#### [Required work]
Examine the entries and show every line in which the word "lưỡi" is found.

#### [Provided information]
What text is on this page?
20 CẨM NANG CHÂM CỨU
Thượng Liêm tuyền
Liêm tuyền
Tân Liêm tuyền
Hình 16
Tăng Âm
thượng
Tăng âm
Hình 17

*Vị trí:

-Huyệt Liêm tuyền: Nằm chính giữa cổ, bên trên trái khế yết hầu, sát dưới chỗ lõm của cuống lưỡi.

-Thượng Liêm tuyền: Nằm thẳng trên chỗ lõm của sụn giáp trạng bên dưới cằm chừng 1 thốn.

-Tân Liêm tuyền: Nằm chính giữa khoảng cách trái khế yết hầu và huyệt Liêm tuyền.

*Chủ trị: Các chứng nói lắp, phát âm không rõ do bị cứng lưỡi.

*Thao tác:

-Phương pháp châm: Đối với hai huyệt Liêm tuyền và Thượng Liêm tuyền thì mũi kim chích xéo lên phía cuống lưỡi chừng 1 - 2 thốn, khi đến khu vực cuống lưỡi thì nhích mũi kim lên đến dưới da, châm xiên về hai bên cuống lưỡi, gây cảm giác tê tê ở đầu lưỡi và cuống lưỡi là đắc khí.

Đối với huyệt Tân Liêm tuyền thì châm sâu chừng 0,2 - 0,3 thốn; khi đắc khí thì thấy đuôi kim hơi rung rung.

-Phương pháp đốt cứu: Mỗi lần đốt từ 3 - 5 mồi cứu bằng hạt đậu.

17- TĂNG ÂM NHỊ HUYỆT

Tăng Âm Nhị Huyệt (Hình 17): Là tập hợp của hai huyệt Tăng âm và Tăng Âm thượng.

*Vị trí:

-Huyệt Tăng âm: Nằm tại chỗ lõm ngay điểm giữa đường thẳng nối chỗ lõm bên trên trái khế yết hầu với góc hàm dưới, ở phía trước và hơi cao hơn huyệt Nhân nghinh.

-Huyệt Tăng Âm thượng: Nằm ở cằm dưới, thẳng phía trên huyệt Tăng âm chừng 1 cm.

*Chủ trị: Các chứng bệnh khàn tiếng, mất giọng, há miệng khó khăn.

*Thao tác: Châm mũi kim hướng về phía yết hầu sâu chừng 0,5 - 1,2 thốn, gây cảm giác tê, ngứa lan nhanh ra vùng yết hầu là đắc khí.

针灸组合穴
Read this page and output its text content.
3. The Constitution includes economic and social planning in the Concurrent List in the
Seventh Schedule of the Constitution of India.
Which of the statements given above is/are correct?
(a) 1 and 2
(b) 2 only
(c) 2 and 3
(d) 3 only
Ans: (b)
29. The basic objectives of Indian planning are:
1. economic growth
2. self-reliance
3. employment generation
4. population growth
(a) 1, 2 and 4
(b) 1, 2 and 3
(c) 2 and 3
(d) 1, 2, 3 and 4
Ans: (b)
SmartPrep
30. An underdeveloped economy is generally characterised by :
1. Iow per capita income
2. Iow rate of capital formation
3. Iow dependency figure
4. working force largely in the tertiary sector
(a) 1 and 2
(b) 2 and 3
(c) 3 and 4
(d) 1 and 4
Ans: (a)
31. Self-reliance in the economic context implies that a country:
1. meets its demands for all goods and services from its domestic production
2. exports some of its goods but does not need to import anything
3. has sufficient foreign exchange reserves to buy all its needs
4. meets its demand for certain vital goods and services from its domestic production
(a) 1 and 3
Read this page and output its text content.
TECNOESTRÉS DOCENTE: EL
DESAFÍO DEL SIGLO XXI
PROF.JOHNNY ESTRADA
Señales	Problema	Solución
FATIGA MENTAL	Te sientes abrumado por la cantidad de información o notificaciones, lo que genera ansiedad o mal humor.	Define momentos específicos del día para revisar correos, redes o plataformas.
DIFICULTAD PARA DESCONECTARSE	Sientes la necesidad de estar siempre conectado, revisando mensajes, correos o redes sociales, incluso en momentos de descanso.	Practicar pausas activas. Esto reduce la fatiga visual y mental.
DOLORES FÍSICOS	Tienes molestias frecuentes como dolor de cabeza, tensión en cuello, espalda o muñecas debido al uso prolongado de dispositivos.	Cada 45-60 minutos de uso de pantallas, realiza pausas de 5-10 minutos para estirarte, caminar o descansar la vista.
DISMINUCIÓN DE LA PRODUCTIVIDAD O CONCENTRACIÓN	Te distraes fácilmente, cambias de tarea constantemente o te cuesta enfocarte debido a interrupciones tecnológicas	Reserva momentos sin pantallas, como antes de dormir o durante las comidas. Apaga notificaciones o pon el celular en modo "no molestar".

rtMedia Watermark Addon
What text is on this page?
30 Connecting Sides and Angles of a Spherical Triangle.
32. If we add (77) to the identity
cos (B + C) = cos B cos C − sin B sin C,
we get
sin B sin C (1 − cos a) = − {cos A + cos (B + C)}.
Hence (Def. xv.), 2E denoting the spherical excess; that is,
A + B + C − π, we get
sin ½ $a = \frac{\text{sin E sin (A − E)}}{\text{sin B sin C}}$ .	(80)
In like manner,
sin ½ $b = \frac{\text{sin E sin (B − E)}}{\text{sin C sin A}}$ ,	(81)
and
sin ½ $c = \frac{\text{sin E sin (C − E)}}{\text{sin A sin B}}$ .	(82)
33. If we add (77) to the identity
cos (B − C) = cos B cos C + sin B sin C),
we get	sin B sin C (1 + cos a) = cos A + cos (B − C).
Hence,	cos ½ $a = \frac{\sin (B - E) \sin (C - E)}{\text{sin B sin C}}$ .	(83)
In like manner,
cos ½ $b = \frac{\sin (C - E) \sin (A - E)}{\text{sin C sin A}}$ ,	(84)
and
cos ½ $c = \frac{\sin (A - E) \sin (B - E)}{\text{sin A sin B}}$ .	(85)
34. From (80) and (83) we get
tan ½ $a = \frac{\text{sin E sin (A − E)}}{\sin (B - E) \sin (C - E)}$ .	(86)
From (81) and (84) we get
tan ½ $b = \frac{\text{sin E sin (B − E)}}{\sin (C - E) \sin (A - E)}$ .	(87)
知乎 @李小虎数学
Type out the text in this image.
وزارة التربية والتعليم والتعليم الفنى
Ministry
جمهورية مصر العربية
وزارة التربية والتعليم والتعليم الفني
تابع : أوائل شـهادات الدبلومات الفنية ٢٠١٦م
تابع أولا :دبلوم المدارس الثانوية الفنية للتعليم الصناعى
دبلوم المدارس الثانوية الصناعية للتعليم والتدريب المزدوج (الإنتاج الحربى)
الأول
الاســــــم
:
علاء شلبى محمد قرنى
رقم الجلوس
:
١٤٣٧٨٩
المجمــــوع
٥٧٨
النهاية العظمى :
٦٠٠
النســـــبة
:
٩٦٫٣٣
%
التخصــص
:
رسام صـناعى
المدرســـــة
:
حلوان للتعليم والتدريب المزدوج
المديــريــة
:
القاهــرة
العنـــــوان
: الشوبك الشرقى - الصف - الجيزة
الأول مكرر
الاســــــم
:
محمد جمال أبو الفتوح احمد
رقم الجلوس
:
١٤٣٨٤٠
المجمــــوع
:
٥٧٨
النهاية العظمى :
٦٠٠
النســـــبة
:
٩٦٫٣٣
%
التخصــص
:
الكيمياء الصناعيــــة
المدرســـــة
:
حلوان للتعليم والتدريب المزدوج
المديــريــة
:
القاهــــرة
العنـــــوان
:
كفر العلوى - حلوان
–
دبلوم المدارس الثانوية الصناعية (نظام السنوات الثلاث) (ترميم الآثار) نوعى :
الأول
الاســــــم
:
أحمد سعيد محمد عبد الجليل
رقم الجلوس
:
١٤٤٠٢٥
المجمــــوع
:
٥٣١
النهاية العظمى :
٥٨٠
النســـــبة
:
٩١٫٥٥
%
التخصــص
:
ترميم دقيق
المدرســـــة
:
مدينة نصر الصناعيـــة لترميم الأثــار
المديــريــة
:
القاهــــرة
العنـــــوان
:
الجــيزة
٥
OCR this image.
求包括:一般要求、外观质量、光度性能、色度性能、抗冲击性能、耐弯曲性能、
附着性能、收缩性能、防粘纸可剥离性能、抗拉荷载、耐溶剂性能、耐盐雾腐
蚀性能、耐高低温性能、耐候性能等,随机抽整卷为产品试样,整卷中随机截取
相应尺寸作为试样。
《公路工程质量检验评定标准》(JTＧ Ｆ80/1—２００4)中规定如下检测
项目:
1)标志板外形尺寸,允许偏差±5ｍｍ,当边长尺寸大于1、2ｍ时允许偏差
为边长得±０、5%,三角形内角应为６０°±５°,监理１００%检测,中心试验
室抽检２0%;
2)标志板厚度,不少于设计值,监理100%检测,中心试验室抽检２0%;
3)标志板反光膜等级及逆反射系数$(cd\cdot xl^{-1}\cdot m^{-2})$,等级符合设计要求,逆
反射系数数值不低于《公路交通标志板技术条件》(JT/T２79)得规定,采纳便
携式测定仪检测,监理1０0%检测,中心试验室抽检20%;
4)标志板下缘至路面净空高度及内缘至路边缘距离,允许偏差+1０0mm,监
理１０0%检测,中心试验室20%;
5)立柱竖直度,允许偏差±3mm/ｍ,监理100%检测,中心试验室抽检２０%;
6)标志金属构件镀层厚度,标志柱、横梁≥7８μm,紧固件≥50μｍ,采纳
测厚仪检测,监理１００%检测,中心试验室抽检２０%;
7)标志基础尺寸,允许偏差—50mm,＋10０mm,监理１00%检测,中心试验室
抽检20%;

#### [Correct output]
-Huyệt Liêm tuyền: Nằm chính giữa cổ, bên trên trái khế yết hầu, sát dưới chỗ lõm của cuống lưỡi.
*Chủ trị: Các chứng nói lắp, phát âm không rõ do bị cứng lưỡi.
-Phương pháp châm: Đối với hai huyệt Liêm tuyền và Thượng Liêm tuyền thì mũi kim chích xéo lên phía cuống lưỡi chừng 1 - 2 thốn, khi đến khu vực cuống lưỡi thì nhích mũi kim lên đến dưới da, châm xiên về hai bên cuống lưỡi, gây cảm giác tê tê ở đầu lưỡi và cuống lưỡi là đắc khí.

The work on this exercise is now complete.